Start of Source material

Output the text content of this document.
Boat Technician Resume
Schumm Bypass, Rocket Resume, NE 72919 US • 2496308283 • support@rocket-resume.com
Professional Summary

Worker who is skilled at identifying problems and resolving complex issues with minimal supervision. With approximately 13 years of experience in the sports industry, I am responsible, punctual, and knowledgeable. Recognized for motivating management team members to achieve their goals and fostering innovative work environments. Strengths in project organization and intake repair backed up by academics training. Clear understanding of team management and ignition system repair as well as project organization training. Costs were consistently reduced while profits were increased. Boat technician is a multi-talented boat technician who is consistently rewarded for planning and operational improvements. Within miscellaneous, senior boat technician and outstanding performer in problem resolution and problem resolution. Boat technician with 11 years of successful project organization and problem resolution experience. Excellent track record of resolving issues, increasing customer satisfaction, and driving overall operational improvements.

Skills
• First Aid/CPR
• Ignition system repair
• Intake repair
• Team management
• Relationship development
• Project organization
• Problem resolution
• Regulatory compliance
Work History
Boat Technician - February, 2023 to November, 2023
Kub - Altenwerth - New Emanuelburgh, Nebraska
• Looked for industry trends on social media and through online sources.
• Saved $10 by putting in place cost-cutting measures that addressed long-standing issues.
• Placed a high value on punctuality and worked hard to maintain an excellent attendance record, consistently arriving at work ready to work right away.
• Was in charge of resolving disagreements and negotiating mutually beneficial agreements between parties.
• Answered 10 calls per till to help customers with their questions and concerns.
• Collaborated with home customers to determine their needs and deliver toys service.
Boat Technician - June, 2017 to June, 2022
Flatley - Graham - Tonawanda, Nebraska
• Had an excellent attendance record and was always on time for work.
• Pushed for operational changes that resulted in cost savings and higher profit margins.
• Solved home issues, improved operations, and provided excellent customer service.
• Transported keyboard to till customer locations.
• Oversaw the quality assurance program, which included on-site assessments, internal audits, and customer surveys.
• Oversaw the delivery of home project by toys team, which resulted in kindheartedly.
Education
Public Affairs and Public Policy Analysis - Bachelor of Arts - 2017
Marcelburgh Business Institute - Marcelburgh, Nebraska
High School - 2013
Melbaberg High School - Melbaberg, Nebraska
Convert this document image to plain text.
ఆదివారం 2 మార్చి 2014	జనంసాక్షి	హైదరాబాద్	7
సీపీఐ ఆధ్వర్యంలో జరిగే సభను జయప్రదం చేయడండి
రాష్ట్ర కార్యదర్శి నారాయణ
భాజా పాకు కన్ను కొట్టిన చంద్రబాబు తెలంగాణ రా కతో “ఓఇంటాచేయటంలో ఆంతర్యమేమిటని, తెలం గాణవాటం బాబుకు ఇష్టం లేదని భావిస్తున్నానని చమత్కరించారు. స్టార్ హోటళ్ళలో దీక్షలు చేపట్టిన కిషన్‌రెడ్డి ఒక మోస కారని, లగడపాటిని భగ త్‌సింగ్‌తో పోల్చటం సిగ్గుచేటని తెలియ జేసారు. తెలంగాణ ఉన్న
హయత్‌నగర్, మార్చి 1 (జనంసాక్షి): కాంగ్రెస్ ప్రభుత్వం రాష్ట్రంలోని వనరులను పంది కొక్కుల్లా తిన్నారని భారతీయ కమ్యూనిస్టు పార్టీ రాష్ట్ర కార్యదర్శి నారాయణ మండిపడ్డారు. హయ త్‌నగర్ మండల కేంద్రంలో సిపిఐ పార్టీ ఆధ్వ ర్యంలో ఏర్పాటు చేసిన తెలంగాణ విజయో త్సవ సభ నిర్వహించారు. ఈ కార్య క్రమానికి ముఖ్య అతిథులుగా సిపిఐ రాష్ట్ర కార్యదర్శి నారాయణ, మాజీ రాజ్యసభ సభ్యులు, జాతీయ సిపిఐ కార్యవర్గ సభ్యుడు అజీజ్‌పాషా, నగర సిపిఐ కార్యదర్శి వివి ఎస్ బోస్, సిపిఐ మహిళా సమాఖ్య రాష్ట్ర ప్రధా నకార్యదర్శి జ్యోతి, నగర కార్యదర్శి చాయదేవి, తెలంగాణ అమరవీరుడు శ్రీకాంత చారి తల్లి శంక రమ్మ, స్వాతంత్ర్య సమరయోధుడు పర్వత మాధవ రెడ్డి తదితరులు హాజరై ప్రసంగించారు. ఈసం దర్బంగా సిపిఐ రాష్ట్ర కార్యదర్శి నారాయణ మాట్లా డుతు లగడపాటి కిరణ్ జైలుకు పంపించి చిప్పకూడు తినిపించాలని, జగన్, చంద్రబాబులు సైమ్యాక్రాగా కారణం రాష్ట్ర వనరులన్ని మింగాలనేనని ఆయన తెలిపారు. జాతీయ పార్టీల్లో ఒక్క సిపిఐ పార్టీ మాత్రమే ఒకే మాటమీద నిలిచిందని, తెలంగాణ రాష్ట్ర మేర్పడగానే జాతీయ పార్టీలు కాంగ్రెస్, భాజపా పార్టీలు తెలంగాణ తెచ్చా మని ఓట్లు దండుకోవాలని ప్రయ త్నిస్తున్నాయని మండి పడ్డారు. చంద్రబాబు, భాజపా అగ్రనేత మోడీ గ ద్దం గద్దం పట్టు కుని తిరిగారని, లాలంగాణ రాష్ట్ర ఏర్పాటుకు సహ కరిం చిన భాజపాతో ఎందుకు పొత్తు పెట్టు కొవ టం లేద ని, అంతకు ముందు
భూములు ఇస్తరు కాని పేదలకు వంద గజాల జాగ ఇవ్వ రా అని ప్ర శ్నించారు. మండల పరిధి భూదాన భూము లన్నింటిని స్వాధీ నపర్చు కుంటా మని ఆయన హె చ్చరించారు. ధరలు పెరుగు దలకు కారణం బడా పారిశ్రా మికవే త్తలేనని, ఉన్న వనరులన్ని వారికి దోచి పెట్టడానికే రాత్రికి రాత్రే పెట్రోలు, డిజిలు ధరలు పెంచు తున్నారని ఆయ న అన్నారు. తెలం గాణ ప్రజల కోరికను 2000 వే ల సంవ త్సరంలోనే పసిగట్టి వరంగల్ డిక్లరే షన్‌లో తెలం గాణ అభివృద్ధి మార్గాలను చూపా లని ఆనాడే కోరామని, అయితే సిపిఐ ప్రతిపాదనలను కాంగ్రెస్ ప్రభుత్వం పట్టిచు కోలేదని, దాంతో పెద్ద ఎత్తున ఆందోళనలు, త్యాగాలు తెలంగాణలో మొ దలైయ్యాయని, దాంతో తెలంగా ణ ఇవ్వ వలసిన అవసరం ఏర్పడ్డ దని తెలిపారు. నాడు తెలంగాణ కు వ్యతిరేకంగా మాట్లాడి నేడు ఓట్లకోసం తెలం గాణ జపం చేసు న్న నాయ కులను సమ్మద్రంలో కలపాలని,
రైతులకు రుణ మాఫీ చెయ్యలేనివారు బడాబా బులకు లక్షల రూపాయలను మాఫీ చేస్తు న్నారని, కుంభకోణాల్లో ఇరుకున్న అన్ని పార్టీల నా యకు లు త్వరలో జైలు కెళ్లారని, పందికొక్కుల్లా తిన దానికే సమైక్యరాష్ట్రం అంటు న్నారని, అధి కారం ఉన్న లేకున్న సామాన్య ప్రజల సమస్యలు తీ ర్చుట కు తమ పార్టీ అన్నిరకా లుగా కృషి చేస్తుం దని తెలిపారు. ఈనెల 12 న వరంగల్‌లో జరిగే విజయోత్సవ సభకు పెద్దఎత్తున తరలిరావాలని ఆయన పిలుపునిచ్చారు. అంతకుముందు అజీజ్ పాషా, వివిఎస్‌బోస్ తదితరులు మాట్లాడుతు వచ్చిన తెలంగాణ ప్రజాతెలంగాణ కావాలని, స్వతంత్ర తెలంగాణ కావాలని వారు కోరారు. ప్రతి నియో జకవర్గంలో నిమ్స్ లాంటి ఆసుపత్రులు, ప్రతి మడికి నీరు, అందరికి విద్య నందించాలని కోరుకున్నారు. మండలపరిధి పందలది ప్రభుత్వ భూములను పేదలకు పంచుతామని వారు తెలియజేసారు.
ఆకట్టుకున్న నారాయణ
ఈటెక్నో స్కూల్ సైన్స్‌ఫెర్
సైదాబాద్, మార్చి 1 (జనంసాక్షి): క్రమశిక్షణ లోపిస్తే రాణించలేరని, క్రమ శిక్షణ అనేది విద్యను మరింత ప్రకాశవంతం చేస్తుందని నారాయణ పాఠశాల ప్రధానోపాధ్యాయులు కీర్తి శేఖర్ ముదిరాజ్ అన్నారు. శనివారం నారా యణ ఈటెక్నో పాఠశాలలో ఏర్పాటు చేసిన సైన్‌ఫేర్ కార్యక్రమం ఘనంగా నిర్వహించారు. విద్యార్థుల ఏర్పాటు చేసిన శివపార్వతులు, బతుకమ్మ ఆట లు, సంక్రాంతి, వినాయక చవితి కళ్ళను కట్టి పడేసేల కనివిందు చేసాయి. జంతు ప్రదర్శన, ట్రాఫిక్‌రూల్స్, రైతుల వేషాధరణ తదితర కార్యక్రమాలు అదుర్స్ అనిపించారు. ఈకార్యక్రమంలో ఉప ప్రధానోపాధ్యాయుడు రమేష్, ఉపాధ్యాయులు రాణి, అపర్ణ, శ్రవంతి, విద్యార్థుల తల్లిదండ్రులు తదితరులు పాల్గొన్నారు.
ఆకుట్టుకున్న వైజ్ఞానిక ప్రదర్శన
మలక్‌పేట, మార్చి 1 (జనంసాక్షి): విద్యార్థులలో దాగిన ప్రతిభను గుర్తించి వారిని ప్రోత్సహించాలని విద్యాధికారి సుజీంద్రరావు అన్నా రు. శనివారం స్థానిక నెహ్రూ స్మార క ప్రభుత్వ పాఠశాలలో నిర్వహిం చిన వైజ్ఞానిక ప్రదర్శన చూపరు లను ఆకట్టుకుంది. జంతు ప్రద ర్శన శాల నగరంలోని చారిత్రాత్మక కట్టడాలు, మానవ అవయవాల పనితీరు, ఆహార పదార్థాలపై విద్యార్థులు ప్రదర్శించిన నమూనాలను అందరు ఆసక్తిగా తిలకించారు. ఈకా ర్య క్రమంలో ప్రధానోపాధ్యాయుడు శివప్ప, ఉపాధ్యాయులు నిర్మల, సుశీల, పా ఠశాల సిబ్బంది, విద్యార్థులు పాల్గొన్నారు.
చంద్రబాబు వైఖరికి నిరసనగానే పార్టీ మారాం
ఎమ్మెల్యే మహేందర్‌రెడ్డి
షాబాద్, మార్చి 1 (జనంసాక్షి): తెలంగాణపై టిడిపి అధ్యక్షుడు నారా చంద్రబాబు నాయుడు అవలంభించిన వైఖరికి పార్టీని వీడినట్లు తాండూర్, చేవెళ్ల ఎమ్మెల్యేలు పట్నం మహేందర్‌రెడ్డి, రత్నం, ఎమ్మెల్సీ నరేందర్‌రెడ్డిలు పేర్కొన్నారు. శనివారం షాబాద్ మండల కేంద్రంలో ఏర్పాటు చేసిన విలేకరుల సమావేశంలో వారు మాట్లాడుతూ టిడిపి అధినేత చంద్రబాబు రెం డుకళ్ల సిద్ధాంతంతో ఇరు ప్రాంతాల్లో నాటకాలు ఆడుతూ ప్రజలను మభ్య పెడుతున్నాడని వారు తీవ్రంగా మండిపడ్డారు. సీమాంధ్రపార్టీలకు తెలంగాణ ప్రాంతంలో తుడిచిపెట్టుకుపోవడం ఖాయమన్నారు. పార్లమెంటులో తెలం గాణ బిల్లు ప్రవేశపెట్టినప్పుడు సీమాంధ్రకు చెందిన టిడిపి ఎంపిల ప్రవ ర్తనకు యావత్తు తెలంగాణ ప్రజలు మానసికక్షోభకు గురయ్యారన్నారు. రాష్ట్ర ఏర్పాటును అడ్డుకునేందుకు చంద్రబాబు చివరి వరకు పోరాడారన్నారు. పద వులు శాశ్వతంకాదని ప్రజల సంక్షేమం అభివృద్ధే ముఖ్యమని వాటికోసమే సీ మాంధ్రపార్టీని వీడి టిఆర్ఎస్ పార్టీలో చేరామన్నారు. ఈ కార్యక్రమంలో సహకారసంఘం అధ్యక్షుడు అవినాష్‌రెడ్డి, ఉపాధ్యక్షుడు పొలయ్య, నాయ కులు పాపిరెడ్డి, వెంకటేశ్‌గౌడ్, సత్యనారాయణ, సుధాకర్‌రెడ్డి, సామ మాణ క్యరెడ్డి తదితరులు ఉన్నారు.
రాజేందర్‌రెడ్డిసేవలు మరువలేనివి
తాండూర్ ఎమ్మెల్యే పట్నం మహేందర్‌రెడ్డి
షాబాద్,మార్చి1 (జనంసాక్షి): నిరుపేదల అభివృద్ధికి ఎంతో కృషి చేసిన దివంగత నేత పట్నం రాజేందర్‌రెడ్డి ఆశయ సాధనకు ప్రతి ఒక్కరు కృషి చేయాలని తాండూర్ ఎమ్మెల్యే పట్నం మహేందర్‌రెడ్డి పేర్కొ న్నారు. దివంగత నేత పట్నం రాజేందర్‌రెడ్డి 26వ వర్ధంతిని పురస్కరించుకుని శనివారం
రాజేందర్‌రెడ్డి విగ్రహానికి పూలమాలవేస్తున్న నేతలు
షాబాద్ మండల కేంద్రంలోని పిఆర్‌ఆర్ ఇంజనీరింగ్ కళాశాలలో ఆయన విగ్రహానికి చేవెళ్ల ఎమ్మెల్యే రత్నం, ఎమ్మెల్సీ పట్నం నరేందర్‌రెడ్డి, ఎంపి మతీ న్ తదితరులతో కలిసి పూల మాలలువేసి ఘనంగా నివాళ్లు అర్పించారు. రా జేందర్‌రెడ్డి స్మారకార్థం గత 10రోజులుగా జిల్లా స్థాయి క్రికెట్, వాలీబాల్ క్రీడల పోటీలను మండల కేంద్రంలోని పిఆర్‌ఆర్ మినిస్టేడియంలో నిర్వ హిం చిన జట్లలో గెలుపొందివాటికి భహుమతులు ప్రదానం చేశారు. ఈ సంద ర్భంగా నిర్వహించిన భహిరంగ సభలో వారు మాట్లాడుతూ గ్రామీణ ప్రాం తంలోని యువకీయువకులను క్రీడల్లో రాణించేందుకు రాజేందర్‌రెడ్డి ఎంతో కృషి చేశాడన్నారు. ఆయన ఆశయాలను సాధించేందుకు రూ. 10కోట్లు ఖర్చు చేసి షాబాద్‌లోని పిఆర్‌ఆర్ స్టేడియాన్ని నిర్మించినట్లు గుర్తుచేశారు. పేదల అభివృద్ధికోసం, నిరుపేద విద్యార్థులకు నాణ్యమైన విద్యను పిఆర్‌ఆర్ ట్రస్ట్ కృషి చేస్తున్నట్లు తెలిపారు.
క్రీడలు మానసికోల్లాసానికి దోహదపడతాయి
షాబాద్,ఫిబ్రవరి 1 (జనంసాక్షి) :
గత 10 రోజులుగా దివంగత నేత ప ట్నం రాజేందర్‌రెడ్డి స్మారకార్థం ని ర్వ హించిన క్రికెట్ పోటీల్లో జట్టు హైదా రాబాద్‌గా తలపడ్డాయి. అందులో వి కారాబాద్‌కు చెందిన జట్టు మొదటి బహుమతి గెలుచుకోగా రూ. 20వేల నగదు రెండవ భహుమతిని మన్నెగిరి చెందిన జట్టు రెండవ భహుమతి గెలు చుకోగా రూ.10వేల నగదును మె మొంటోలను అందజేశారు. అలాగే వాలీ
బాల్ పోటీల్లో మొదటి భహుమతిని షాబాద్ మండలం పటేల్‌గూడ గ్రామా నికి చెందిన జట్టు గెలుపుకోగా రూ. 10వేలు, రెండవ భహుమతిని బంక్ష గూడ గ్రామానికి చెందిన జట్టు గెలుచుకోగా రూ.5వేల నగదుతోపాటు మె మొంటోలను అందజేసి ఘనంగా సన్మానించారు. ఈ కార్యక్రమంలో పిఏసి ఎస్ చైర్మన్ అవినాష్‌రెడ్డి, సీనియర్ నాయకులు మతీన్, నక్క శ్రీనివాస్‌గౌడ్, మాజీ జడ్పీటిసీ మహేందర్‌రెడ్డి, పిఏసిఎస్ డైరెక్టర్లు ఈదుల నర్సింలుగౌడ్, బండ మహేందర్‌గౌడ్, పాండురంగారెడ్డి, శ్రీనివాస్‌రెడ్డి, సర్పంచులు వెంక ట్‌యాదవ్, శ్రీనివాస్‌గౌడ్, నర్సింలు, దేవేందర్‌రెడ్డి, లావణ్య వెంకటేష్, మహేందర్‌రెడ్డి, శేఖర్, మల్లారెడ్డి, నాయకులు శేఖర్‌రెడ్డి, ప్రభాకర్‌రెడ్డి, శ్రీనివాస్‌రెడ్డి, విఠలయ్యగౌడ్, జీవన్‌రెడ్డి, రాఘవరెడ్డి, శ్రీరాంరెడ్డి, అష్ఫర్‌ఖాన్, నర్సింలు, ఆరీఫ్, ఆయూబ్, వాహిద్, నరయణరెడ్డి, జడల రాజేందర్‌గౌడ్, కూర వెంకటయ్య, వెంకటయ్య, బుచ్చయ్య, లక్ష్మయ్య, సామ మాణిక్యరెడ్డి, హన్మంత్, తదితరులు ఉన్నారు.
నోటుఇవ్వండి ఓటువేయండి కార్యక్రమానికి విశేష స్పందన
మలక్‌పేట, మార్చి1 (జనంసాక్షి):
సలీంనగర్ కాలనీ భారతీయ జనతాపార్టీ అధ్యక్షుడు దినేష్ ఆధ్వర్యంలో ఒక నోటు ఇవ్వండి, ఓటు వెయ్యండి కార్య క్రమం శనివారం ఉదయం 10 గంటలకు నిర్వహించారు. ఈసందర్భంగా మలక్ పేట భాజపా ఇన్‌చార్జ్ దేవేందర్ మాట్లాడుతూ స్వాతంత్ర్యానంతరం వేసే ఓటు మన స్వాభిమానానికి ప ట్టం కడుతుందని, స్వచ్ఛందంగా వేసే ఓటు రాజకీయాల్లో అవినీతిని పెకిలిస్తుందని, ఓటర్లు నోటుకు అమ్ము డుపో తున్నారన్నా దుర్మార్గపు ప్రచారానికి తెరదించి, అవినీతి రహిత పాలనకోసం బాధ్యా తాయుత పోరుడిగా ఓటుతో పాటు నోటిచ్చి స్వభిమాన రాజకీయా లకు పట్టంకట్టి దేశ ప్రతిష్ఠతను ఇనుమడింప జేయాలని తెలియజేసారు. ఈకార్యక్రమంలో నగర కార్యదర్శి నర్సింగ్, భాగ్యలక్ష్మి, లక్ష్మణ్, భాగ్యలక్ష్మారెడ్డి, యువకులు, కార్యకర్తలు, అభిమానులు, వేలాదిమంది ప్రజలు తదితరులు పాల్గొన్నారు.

End of Source material

Aim. Extract, from the material above, each line holding the word "service".

Solution for this exercise.
• Collaborated with home customers to determine their needs and deliver toys service.
• Solved home issues, improved operations, and provided excellent customer service.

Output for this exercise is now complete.